-- BEGIN --

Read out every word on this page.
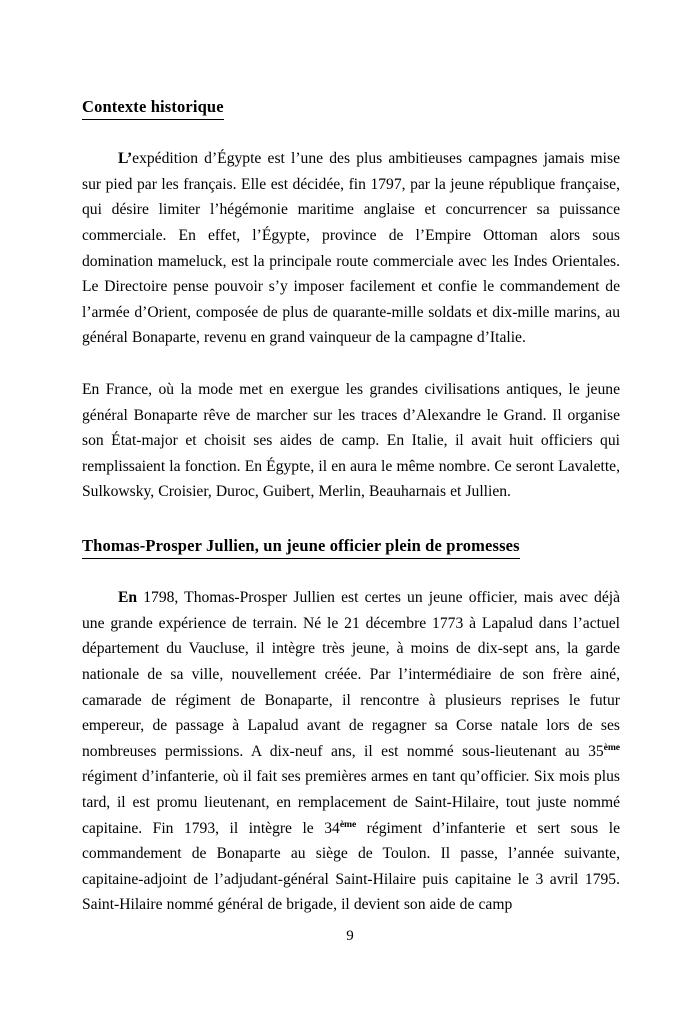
Contexte historique

L’expédition d’Égypte est l’une des plus ambitieuses campagnes jamais mise sur pied par les français. Elle est décidée, fin 1797, par la jeune république française, qui désire limiter l’hégémonie maritime anglaise et concurrencer sa puissance commerciale. En effet, l’Égypte, province de l’Empire Ottoman alors sous domination mameluck, est la principale route commerciale avec les Indes Orientales. Le Directoire pense pouvoir s’y imposer facilement et confie le commandement de l’armée d’Orient, composée de plus de quarante-mille soldats et dix-mille marins, au général Bonaparte, revenu en grand vainqueur de la campagne d’Italie.

En France, où la mode met en exergue les grandes civilisations antiques, le jeune général Bonaparte rêve de marcher sur les traces d’Alexandre le Grand. Il organise son État-major et choisit ses aides de camp. En Italie, il avait huit officiers qui remplissaient la fonction. En Égypte, il en aura le même nombre. Ce seront Lavalette, Sulkowsky, Croisier, Duroc, Guibert, Merlin, Beauharnais et Jullien.

Thomas-Prosper Jullien, un jeune officier plein de promesses

En 1798, Thomas-Prosper Jullien est certes un jeune officier, mais avec déjà une grande expérience de terrain. Né le 21 décembre 1773 à Lapalud dans l’actuel département du Vaucluse, il intègre très jeune, à moins de dix-sept ans, la garde nationale de sa ville, nouvellement créée. Par l’intermédiaire de son frère ainé, camarade de régiment de Bonaparte, il rencontre à plusieurs reprises le futur empereur, de passage à Lapalud avant de regagner sa Corse natale lors de ses nombreuses permissions. A dix-neuf ans, il est nommé sous-lieutenant au 35ème régiment d’infanterie, où il fait ses premières armes en tant qu’officier. Six mois plus tard, il est promu lieutenant, en remplacement de Saint-Hilaire, tout juste nommé capitaine. Fin 1793, il intègre le 34ème régiment d’infanterie et sert sous le commandement de Bonaparte au siège de Toulon. Il passe, l’année suivante, capitaine-adjoint de l’adjudant-général Saint-Hilaire puis capitaine le 3 avril 1795. Saint-Hilaire nommé général de brigade, il devient son aide de camp

9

-- END --

DIRECTION » Set down all the entries exactly as they appear, but skip any pictures.

RESULT OF THE TASK »
Read out every word on this page.
Contexte historique

L’expédition d’Égypte est l’une des plus ambitieuses campagnes jamais mise sur pied par les français. Elle est décidée, fin 1797, par la jeune république française, qui désire limiter l’hégémonie maritime anglaise et concurrencer sa puissance commerciale. En effet, l’Égypte, province de l’Empire Ottoman alors sous domination mameluck, est la principale route commerciale avec les Indes Orientales. Le Directoire pense pouvoir s’y imposer facilement et confie le commandement de l’armée d’Orient, composée de plus de quarante-mille soldats et dix-mille marins, au général Bonaparte, revenu en grand vainqueur de la campagne d’Italie.

En France, où la mode met en exergue les grandes civilisations antiques, le jeune général Bonaparte rêve de marcher sur les traces d’Alexandre le Grand. Il organise son État-major et choisit ses aides de camp. En Italie, il avait huit officiers qui remplissaient la fonction. En Égypte, il en aura le même nombre. Ce seront Lavalette, Sulkowsky, Croisier, Duroc, Guibert, Merlin, Beauharnais et Jullien.

Thomas-Prosper Jullien, un jeune officier plein de promesses

En 1798, Thomas-Prosper Jullien est certes un jeune officier, mais avec déjà une grande expérience de terrain. Né le 21 décembre 1773 à Lapalud dans l’actuel département du Vaucluse, il intègre très jeune, à moins de dix-sept ans, la garde nationale de sa ville, nouvellement créée. Par l’intermédiaire de son frère ainé, camarade de régiment de Bonaparte, il rencontre à plusieurs reprises le futur empereur, de passage à Lapalud avant de regagner sa Corse natale lors de ses nombreuses permissions. A dix-neuf ans, il est nommé sous-lieutenant au 35ème régiment d’infanterie, où il fait ses premières armes en tant qu’officier. Six mois plus tard, il est promu lieutenant, en remplacement de Saint-Hilaire, tout juste nommé capitaine. Fin 1793, il intègre le 34ème régiment d’infanterie et sert sous le commandement de Bonaparte au siège de Toulon. Il passe, l’année suivante, capitaine-adjoint de l’adjudant-général Saint-Hilaire puis capitaine le 3 avril 1795. Saint-Hilaire nommé général de brigade, il devient son aide de camp

9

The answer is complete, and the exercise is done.